(Page content records)
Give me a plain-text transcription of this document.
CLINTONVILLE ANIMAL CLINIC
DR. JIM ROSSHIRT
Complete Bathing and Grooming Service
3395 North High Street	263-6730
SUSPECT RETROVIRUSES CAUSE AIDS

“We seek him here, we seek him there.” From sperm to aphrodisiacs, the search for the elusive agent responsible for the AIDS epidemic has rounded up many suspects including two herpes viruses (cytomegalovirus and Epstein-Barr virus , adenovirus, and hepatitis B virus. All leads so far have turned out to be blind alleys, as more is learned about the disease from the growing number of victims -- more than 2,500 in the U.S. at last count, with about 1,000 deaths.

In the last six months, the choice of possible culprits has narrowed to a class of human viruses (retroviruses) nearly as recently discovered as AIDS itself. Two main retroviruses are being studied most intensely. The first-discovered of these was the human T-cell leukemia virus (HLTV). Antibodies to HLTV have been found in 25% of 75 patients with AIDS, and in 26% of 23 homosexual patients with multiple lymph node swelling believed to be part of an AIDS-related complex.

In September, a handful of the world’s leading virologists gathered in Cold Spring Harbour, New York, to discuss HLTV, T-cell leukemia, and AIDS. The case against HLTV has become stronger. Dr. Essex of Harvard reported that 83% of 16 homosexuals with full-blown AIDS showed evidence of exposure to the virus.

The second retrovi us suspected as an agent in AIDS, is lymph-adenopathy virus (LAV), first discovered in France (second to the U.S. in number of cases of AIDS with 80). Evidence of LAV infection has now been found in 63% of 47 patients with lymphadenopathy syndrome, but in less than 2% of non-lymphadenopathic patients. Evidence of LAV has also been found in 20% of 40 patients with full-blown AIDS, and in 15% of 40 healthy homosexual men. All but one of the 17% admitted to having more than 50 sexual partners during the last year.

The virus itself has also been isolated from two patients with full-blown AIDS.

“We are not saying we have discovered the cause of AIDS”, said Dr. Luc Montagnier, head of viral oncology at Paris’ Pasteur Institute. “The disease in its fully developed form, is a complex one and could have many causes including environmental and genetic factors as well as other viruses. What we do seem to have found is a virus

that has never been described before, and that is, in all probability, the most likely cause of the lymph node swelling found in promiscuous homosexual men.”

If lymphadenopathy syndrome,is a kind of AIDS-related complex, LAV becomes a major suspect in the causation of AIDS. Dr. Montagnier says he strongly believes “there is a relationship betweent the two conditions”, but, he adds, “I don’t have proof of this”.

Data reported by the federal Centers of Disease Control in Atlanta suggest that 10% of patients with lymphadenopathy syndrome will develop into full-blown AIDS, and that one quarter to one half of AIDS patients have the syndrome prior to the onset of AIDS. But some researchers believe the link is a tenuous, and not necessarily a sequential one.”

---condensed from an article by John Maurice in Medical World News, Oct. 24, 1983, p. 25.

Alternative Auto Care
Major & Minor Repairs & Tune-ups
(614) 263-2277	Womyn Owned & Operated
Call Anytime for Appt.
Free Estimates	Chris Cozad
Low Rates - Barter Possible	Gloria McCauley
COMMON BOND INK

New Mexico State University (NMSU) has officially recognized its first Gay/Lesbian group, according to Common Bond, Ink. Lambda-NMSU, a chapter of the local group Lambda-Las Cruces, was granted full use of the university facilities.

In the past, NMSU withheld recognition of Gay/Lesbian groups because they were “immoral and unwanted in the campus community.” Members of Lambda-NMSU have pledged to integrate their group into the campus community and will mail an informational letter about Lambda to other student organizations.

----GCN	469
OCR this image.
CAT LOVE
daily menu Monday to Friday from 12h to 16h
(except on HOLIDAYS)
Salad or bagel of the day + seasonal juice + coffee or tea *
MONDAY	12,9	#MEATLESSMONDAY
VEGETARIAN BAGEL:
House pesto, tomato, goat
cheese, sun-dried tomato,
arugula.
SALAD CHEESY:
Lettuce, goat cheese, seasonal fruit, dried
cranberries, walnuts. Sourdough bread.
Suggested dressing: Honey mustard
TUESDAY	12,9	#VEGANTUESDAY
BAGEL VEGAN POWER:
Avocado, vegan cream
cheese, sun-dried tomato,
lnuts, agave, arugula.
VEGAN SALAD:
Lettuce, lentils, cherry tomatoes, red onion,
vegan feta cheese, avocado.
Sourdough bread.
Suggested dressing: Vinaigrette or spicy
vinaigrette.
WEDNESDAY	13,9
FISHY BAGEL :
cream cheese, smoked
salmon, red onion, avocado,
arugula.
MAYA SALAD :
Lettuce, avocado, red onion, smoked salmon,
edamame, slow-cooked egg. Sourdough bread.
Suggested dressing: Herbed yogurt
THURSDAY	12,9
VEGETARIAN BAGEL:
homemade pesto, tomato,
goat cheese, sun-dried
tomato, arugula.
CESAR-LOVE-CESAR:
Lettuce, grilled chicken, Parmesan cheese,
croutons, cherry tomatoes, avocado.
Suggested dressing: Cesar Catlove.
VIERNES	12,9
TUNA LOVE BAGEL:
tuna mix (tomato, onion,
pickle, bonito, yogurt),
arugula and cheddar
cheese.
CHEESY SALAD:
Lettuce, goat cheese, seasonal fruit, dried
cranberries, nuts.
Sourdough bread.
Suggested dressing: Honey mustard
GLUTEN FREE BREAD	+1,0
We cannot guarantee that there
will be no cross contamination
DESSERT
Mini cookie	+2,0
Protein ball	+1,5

ACTION ITEM: Quote all the records exactly, please, leaving none out.

OUTPUT:
Give me a plain-text transcription of this document.
CLINTONVILLE ANIMAL CLINIC
DR. JIM ROSSHIRT
Complete Bathing and Grooming Service
3395 North High Street	263-6730
SUSPECT RETROVIRUSES CAUSE AIDS

“We seek him here, we seek him there.” From sperm to aphrodisiacs, the search for the elusive agent responsible for the AIDS epidemic has rounded up many suspects including two herpes viruses (cytomegalovirus and Epstein-Barr virus , adenovirus, and hepatitis B virus. All leads so far have turned out to be blind alleys, as more is learned about the disease from the growing number of victims -- more than 2,500 in the U.S. at last count, with about 1,000 deaths.

In the last six months, the choice of possible culprits has narrowed to a class of human viruses (retroviruses) nearly as recently discovered as AIDS itself. Two main retroviruses are being studied most intensely. The first-discovered of these was the human T-cell leukemia virus (HLTV). Antibodies to HLTV have been found in 25% of 75 patients with AIDS, and in 26% of 23 homosexual patients with multiple lymph node swelling believed to be part of an AIDS-related complex.

In September, a handful of the world’s leading virologists gathered in Cold Spring Harbour, New York, to discuss HLTV, T-cell leukemia, and AIDS. The case against HLTV has become stronger. Dr. Essex of Harvard reported that 83% of 16 homosexuals with full-blown AIDS showed evidence of exposure to the virus.

The second retrovi us suspected as an agent in AIDS, is lymph-adenopathy virus (LAV), first discovered in France (second to the U.S. in number of cases of AIDS with 80). Evidence of LAV infection has now been found in 63% of 47 patients with lymphadenopathy syndrome, but in less than 2% of non-lymphadenopathic patients. Evidence of LAV has also been found in 20% of 40 patients with full-blown AIDS, and in 15% of 40 healthy homosexual men. All but one of the 17% admitted to having more than 50 sexual partners during the last year.

The virus itself has also been isolated from two patients with full-blown AIDS.

“We are not saying we have discovered the cause of AIDS”, said Dr. Luc Montagnier, head of viral oncology at Paris’ Pasteur Institute. “The disease in its fully developed form, is a complex one and could have many causes including environmental and genetic factors as well as other viruses. What we do seem to have found is a virus

that has never been described before, and that is, in all probability, the most likely cause of the lymph node swelling found in promiscuous homosexual men.”

If lymphadenopathy syndrome,is a kind of AIDS-related complex, LAV becomes a major suspect in the causation of AIDS. Dr. Montagnier says he strongly believes “there is a relationship betweent the two conditions”, but, he adds, “I don’t have proof of this”.

Data reported by the federal Centers of Disease Control in Atlanta suggest that 10% of patients with lymphadenopathy syndrome will develop into full-blown AIDS, and that one quarter to one half of AIDS patients have the syndrome prior to the onset of AIDS. But some researchers believe the link is a tenuous, and not necessarily a sequential one.”

---condensed from an article by John Maurice in Medical World News, Oct. 24, 1983, p. 25.

Alternative Auto Care
Major & Minor Repairs & Tune-ups
(614) 263-2277	Womyn Owned & Operated
Call Anytime for Appt.
Free Estimates	Chris Cozad
Low Rates - Barter Possible	Gloria McCauley
COMMON BOND INK

New Mexico State University (NMSU) has officially recognized its first Gay/Lesbian group, according to Common Bond, Ink. Lambda-NMSU, a chapter of the local group Lambda-Las Cruces, was granted full use of the university facilities.

In the past, NMSU withheld recognition of Gay/Lesbian groups because they were “immoral and unwanted in the campus community.” Members of Lambda-NMSU have pledged to integrate their group into the campus community and will mail an informational letter about Lambda to other student organizations.

----GCN	469
OCR this image.
CAT LOVE
daily menu Monday to Friday from 12h to 16h
(except on HOLIDAYS)
Salad or bagel of the day + seasonal juice + coffee or tea *
MONDAY	12,9	#MEATLESSMONDAY
VEGETARIAN BAGEL:
House pesto, tomato, goat
cheese, sun-dried tomato,
arugula.
SALAD CHEESY:
Lettuce, goat cheese, seasonal fruit, dried
cranberries, walnuts. Sourdough bread.
Suggested dressing: Honey mustard
TUESDAY	12,9	#VEGANTUESDAY
BAGEL VEGAN POWER:
Avocado, vegan cream
cheese, sun-dried tomato,
lnuts, agave, arugula.
VEGAN SALAD:
Lettuce, lentils, cherry tomatoes, red onion,
vegan feta cheese, avocado.
Sourdough bread.
Suggested dressing: Vinaigrette or spicy
vinaigrette.
WEDNESDAY	13,9
FISHY BAGEL :
cream cheese, smoked
salmon, red onion, avocado,
arugula.
MAYA SALAD :
Lettuce, avocado, red onion, smoked salmon,
edamame, slow-cooked egg. Sourdough bread.
Suggested dressing: Herbed yogurt
THURSDAY	12,9
VEGETARIAN BAGEL:
homemade pesto, tomato,
goat cheese, sun-dried
tomato, arugula.
CESAR-LOVE-CESAR:
Lettuce, grilled chicken, Parmesan cheese,
croutons, cherry tomatoes, avocado.
Suggested dressing: Cesar Catlove.
VIERNES	12,9
TUNA LOVE BAGEL:
tuna mix (tomato, onion,
pickle, bonito, yogurt),
arugula and cheddar
cheese.
CHEESY SALAD:
Lettuce, goat cheese, seasonal fruit, dried
cranberries, nuts.
Sourdough bread.
Suggested dressing: Honey mustard
GLUTEN FREE BREAD	+1,0
We cannot guarantee that there
will be no cross contamination
DESSERT
Mini cookie	+2,0
Protein ball	+1,5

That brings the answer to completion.